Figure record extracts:
* * * * * * *

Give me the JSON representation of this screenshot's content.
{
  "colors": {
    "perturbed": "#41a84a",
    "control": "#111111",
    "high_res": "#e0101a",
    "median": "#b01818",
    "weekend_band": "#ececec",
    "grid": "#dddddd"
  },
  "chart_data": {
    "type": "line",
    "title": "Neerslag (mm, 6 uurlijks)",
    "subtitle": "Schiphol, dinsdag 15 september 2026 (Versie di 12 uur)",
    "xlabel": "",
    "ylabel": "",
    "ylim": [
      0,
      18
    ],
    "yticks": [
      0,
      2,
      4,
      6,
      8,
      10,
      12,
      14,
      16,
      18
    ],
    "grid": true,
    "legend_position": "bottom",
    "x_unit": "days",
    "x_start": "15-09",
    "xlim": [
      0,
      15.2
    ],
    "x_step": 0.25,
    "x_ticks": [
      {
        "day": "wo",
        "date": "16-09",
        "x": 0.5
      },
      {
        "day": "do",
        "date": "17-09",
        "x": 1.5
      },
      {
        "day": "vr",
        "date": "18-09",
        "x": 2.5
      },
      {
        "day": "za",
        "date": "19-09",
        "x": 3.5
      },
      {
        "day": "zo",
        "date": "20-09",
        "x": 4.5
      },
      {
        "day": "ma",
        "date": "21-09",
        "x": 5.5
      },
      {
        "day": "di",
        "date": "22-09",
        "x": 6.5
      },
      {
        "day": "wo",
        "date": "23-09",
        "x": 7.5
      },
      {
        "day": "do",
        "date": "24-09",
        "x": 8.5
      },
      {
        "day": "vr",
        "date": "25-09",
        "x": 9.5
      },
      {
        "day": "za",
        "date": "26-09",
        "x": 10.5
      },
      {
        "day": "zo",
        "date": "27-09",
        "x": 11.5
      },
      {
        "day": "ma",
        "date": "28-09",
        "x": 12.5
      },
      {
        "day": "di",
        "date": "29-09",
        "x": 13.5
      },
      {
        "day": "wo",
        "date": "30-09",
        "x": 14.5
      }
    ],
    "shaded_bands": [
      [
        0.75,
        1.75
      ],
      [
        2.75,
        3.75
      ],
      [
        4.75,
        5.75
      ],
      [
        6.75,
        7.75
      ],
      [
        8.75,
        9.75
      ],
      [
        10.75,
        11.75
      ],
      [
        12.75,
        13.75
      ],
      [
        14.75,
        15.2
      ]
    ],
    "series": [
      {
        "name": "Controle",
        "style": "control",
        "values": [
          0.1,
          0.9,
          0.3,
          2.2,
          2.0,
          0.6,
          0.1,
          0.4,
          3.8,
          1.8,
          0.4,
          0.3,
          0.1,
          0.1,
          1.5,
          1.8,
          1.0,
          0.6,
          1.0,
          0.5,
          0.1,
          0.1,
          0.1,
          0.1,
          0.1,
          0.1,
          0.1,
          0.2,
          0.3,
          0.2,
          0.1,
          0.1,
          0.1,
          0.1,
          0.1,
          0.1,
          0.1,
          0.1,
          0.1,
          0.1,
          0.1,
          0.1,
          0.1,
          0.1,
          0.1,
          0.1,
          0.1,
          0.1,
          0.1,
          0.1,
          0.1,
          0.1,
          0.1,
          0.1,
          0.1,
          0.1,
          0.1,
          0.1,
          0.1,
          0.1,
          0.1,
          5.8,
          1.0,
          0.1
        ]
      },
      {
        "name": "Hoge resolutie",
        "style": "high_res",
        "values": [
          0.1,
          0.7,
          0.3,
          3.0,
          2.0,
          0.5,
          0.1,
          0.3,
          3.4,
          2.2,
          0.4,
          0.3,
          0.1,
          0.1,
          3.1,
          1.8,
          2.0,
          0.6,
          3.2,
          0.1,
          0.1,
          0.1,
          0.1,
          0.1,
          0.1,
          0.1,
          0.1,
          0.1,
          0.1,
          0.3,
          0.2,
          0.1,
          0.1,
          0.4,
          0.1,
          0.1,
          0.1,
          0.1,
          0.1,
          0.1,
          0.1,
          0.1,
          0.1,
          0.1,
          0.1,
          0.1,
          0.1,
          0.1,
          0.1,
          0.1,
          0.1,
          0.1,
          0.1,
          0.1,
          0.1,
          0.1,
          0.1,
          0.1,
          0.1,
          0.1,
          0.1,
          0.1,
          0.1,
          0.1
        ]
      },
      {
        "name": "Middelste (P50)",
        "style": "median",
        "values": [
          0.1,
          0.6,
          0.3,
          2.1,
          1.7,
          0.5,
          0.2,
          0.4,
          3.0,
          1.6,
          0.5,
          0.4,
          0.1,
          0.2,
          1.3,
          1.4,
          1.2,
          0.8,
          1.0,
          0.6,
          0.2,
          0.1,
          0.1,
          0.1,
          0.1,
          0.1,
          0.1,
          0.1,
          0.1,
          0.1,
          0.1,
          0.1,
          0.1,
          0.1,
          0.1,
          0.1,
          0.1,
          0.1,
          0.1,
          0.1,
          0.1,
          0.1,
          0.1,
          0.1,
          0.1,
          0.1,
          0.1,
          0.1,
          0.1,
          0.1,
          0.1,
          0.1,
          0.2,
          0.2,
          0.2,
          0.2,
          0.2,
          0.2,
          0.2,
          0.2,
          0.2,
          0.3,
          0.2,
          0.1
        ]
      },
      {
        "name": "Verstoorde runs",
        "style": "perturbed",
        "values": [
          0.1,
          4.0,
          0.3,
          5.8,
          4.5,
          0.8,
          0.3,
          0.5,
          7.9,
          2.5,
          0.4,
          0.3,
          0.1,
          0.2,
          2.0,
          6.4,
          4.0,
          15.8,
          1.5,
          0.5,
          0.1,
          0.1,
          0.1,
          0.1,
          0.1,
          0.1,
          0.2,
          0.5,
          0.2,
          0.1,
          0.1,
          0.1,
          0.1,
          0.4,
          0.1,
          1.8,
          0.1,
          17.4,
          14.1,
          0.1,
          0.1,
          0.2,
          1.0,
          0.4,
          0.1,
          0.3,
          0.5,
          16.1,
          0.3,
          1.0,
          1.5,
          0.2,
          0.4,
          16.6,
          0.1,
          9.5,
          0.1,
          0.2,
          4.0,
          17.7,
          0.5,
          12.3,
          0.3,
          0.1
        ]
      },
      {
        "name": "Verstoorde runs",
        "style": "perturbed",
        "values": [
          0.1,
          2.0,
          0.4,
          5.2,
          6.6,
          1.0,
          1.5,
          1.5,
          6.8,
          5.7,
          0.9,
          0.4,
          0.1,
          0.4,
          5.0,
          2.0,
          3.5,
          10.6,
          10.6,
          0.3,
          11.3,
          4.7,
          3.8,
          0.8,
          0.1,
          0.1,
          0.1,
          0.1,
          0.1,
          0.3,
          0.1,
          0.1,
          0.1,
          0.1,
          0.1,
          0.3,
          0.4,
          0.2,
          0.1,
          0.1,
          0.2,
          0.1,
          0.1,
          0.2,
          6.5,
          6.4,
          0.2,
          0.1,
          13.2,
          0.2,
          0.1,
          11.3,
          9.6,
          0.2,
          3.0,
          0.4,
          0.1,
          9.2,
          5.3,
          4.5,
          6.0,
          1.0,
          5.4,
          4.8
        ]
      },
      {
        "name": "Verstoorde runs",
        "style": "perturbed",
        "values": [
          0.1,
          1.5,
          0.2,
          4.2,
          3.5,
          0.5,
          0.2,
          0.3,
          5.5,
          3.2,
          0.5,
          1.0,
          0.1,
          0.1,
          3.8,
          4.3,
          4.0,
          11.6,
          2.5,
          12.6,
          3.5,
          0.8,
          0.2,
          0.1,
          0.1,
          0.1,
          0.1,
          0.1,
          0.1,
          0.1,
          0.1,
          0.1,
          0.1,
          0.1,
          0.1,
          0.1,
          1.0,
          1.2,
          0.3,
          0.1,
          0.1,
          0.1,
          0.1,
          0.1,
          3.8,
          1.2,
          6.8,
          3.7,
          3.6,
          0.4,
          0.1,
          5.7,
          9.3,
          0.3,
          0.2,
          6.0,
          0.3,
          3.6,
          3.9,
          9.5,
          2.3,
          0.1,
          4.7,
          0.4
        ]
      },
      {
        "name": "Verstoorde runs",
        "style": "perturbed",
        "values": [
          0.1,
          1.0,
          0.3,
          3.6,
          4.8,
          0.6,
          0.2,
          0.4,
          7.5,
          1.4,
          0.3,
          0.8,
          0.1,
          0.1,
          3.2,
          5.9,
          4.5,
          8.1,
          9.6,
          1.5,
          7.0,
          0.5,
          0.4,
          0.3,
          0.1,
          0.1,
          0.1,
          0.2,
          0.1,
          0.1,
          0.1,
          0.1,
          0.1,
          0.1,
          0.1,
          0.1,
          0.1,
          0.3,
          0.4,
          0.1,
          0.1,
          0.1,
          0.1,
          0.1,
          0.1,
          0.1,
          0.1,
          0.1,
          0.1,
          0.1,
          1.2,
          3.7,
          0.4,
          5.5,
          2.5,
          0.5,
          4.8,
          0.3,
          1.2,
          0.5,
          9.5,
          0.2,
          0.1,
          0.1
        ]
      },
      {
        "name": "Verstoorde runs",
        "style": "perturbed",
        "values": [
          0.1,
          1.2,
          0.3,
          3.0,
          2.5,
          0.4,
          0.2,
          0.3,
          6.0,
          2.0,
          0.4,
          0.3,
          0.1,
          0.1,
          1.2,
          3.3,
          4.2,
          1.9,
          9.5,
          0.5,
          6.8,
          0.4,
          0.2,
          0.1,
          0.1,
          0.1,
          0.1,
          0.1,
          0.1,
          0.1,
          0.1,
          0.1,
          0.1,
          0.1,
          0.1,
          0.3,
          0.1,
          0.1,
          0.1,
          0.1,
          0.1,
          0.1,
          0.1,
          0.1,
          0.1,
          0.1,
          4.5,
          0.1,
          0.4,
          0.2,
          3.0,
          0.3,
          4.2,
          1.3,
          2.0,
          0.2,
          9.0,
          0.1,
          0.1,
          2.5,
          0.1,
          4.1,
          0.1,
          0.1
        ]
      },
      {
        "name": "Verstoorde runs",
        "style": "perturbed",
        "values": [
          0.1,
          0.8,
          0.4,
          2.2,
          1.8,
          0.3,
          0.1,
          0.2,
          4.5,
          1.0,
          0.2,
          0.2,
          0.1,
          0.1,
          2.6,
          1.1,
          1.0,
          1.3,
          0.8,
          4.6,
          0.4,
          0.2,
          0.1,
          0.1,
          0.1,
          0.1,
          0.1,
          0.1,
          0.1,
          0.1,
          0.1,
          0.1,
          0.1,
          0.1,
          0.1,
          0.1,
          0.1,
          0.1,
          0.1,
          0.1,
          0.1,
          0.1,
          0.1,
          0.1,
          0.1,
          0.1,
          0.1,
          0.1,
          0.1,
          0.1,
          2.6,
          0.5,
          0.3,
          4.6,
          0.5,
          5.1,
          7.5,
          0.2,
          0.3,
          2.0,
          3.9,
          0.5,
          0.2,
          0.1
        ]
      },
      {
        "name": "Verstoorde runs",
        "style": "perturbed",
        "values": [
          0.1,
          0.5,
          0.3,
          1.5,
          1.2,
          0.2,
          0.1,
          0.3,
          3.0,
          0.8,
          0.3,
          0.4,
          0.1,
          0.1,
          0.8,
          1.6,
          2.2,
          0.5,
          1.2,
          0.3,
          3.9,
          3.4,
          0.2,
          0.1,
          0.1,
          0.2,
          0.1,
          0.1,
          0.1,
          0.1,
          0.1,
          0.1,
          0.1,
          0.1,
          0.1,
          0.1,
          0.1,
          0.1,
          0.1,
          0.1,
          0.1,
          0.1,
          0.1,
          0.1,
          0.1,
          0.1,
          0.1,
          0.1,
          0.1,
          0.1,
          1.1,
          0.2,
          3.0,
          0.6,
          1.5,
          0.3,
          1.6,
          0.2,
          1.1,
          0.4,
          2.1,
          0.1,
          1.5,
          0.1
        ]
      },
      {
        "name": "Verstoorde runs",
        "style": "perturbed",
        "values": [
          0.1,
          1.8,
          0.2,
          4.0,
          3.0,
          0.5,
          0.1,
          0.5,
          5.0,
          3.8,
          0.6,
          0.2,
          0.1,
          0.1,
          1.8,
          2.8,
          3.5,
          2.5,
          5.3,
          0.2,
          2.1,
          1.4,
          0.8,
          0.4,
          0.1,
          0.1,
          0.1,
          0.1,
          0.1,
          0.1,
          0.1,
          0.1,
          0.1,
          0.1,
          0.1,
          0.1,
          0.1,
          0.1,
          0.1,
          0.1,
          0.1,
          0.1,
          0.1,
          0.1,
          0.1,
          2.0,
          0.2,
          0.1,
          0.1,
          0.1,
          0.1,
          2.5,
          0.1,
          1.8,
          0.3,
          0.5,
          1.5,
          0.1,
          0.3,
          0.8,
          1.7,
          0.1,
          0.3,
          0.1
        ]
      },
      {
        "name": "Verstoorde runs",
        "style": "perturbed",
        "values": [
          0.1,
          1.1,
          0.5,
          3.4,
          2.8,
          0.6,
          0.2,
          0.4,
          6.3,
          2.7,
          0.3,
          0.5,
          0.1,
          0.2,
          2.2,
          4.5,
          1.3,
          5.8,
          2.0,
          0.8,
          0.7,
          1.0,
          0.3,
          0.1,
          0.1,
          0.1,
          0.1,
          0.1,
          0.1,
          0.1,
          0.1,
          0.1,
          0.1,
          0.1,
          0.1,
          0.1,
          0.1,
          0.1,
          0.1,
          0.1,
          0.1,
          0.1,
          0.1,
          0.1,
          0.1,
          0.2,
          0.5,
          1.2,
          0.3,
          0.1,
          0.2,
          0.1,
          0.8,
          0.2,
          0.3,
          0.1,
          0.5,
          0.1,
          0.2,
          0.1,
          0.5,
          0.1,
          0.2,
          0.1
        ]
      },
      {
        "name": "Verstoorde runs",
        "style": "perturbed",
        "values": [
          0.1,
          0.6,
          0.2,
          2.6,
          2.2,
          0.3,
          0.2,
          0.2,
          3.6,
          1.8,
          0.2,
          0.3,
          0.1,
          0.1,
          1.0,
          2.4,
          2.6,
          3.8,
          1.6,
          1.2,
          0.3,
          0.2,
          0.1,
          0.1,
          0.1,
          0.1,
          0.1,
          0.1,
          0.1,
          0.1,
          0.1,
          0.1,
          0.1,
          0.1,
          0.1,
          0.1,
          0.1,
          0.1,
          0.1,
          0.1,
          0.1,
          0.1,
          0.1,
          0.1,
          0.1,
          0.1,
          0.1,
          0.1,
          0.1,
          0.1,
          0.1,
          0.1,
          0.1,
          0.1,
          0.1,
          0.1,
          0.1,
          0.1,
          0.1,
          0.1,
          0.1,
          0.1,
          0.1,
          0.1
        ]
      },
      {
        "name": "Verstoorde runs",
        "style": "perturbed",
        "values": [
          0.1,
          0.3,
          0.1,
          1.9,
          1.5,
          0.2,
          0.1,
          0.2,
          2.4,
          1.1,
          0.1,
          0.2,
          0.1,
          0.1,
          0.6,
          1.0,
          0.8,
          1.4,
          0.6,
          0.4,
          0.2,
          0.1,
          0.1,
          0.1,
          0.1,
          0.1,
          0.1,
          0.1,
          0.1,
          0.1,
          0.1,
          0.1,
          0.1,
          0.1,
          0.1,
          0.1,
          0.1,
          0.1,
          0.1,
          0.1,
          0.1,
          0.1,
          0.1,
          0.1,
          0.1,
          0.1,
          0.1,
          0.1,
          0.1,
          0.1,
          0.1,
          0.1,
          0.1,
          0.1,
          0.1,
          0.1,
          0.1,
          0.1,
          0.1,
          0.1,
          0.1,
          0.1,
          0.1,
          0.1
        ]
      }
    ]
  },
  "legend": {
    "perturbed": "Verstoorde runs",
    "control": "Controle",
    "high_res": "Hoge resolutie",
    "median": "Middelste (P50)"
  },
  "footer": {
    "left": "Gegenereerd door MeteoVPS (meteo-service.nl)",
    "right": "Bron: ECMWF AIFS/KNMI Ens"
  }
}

* * * * * * *

### Given request
Read the entries above, then pull out the lines that include "Hoge".

### Reply
        "name": "Hoge resolutie",
    "high_res": "Hoge resolutie",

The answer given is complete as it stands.